For each line in the records that contains "this", make a copy.

(Items from a dataset)
Segment Open

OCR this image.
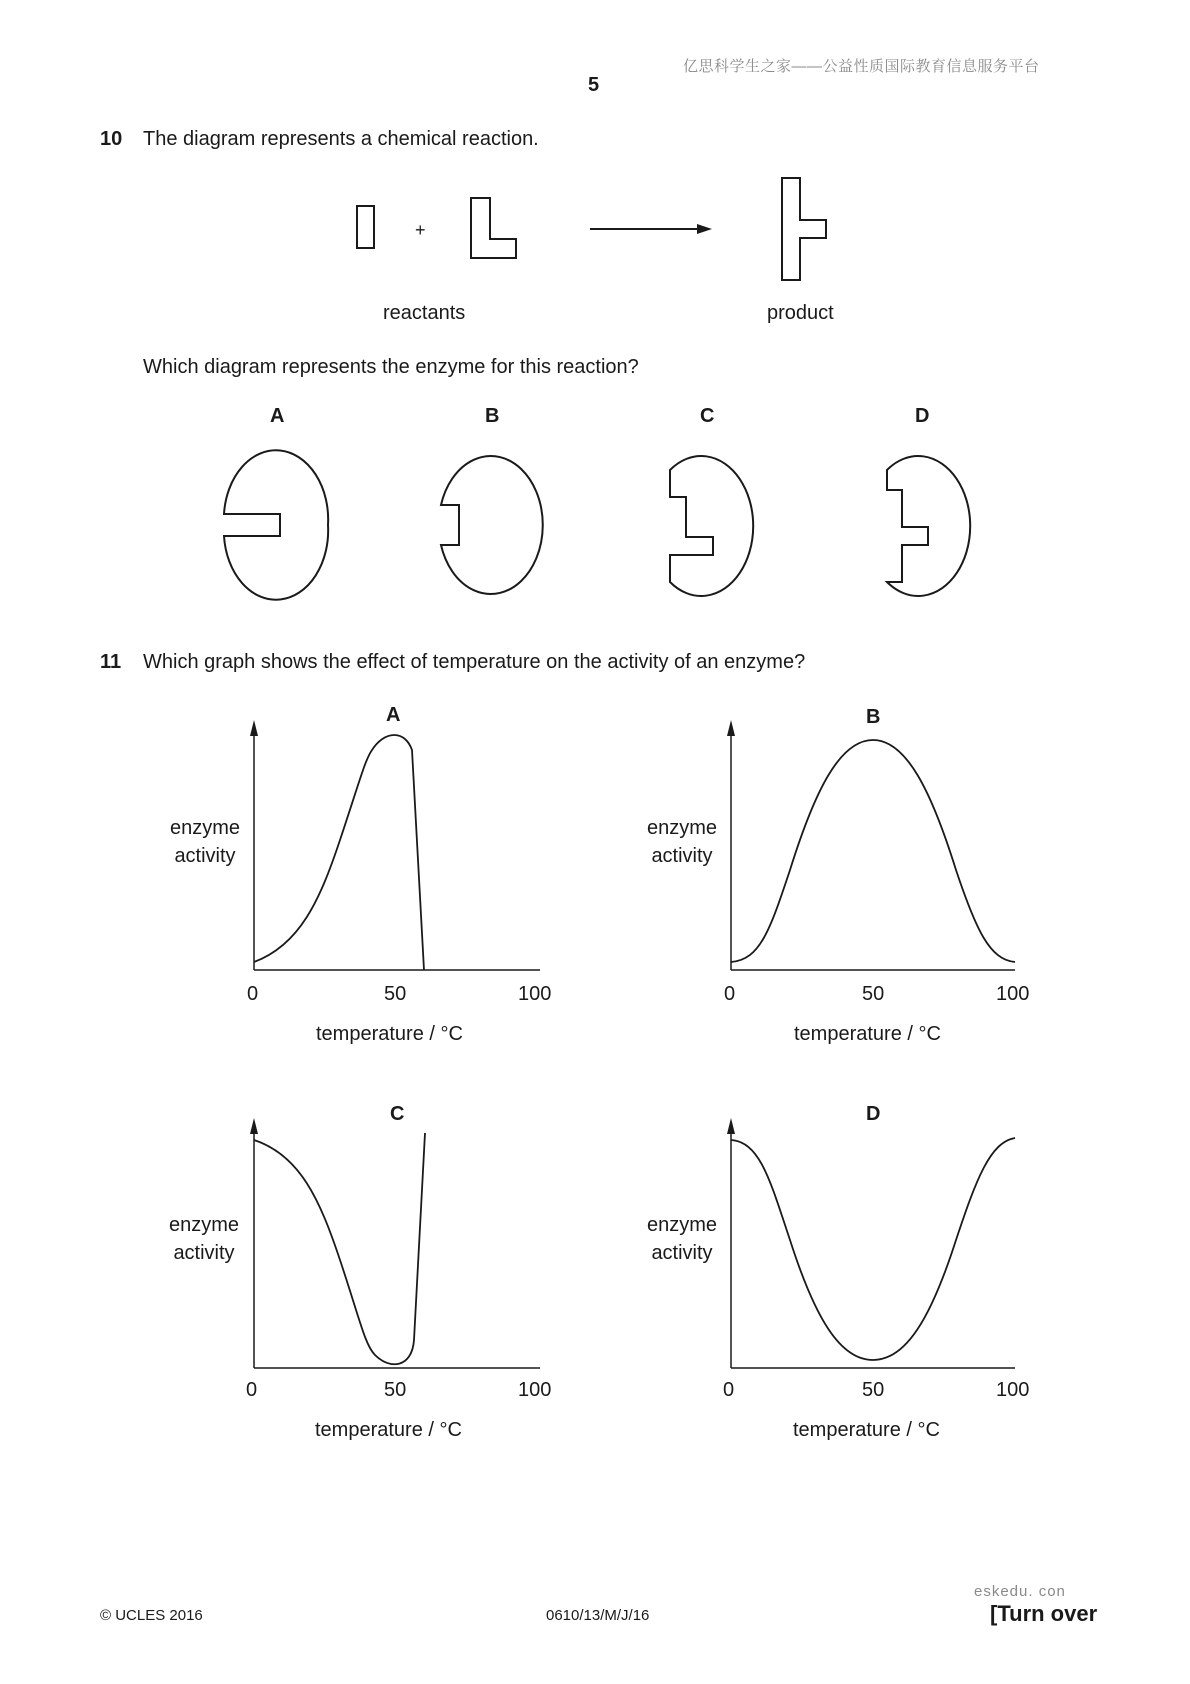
亿思科学生之家——公益性质国际教育信息服务平台
5
10 The diagram represents a chemical reaction.
+
reactants	product
Which diagram represents the enzyme for this reaction?
A	B	C	D
11 Which graph shows the effect of temperature on the activity of an enzyme?
A
enzyme
activity
0	50	100
temperature / °C
B
enzyme
activity
0	50	100
temperature / °C
C
enzyme
activity
0	50	100
temperature / °C
D
enzyme
activity
0	50	100
temperature / °C
eskedu. con
© UCLES 2016	0610/13/M/J/16	[Turn over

Segment Closed

§ Answer box
OCR this image.
Which diagram represents the enzyme for this reaction?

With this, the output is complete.